• _Data for this task_:
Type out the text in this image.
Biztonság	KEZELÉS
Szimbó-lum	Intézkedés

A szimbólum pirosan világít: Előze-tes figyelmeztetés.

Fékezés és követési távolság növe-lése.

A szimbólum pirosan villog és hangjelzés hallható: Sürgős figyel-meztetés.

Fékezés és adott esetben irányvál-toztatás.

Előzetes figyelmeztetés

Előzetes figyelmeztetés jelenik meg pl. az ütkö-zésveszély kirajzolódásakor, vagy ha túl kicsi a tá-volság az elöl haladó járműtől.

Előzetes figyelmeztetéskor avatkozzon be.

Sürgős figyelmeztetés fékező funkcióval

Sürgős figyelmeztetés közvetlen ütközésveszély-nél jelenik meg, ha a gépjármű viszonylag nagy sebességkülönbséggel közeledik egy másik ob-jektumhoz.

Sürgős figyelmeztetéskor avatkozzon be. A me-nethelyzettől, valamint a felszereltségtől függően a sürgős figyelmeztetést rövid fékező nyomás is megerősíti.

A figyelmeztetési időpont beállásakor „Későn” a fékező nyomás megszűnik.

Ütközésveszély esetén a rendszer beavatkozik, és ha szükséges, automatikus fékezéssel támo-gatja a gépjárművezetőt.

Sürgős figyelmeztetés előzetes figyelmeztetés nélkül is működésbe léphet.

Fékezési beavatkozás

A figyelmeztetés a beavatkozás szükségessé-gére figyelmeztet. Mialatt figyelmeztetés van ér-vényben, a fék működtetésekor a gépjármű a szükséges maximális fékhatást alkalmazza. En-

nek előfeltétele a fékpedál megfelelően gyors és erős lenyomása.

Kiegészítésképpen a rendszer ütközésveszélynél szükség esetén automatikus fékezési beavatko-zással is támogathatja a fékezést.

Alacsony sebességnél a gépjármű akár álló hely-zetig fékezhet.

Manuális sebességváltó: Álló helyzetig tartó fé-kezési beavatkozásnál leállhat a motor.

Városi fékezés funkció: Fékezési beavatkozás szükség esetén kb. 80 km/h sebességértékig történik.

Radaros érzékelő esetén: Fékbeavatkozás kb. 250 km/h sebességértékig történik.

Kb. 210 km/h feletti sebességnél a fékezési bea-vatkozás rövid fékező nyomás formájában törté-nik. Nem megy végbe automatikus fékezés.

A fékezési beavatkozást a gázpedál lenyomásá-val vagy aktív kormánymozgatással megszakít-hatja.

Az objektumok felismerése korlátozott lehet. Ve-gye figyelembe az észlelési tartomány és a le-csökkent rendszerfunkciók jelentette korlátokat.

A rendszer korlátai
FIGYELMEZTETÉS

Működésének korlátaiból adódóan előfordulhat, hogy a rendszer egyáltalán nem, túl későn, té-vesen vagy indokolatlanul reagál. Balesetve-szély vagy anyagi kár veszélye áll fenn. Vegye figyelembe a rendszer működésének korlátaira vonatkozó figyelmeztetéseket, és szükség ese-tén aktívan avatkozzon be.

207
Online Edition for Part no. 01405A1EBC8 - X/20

• _Work required_: Copy out all of the data exactly, leaving nothing out.

• _Reply_:
Type out the text in this image.
Biztonság	KEZELÉS
Szimbó-lum	Intézkedés

A szimbólum pirosan világít: Előze-tes figyelmeztetés.

Fékezés és követési távolság növe-lése.

A szimbólum pirosan villog és hangjelzés hallható: Sürgős figyel-meztetés.

Fékezés és adott esetben irányvál-toztatás.

Előzetes figyelmeztetés

Előzetes figyelmeztetés jelenik meg pl. az ütkö-zésveszély kirajzolódásakor, vagy ha túl kicsi a tá-volság az elöl haladó járműtől.

Előzetes figyelmeztetéskor avatkozzon be.

Sürgős figyelmeztetés fékező funkcióval

Sürgős figyelmeztetés közvetlen ütközésveszély-nél jelenik meg, ha a gépjármű viszonylag nagy sebességkülönbséggel közeledik egy másik ob-jektumhoz.

Sürgős figyelmeztetéskor avatkozzon be. A me-nethelyzettől, valamint a felszereltségtől függően a sürgős figyelmeztetést rövid fékező nyomás is megerősíti.

A figyelmeztetési időpont beállásakor „Későn” a fékező nyomás megszűnik.

Ütközésveszély esetén a rendszer beavatkozik, és ha szükséges, automatikus fékezéssel támo-gatja a gépjárművezetőt.

Sürgős figyelmeztetés előzetes figyelmeztetés nélkül is működésbe léphet.

Fékezési beavatkozás

A figyelmeztetés a beavatkozás szükségessé-gére figyelmeztet. Mialatt figyelmeztetés van ér-vényben, a fék működtetésekor a gépjármű a szükséges maximális fékhatást alkalmazza. En-

nek előfeltétele a fékpedál megfelelően gyors és erős lenyomása.

Kiegészítésképpen a rendszer ütközésveszélynél szükség esetén automatikus fékezési beavatko-zással is támogathatja a fékezést.

Alacsony sebességnél a gépjármű akár álló hely-zetig fékezhet.

Manuális sebességváltó: Álló helyzetig tartó fé-kezési beavatkozásnál leállhat a motor.

Városi fékezés funkció: Fékezési beavatkozás szükség esetén kb. 80 km/h sebességértékig történik.

Radaros érzékelő esetén: Fékbeavatkozás kb. 250 km/h sebességértékig történik.

Kb. 210 km/h feletti sebességnél a fékezési bea-vatkozás rövid fékező nyomás formájában törté-nik. Nem megy végbe automatikus fékezés.

A fékezési beavatkozást a gázpedál lenyomásá-val vagy aktív kormánymozgatással megszakít-hatja.

Az objektumok felismerése korlátozott lehet. Ve-gye figyelembe az észlelési tartomány és a le-csökkent rendszerfunkciók jelentette korlátokat.

A rendszer korlátai
FIGYELMEZTETÉS

Működésének korlátaiból adódóan előfordulhat, hogy a rendszer egyáltalán nem, túl későn, té-vesen vagy indokolatlanul reagál. Balesetve-szély vagy anyagi kár veszélye áll fenn. Vegye figyelembe a rendszer működésének korlátaira vonatkozó figyelmeztetéseket, és szükség ese-tén aktívan avatkozzon be.

207
Online Edition for Part no. 01405A1EBC8 - X/20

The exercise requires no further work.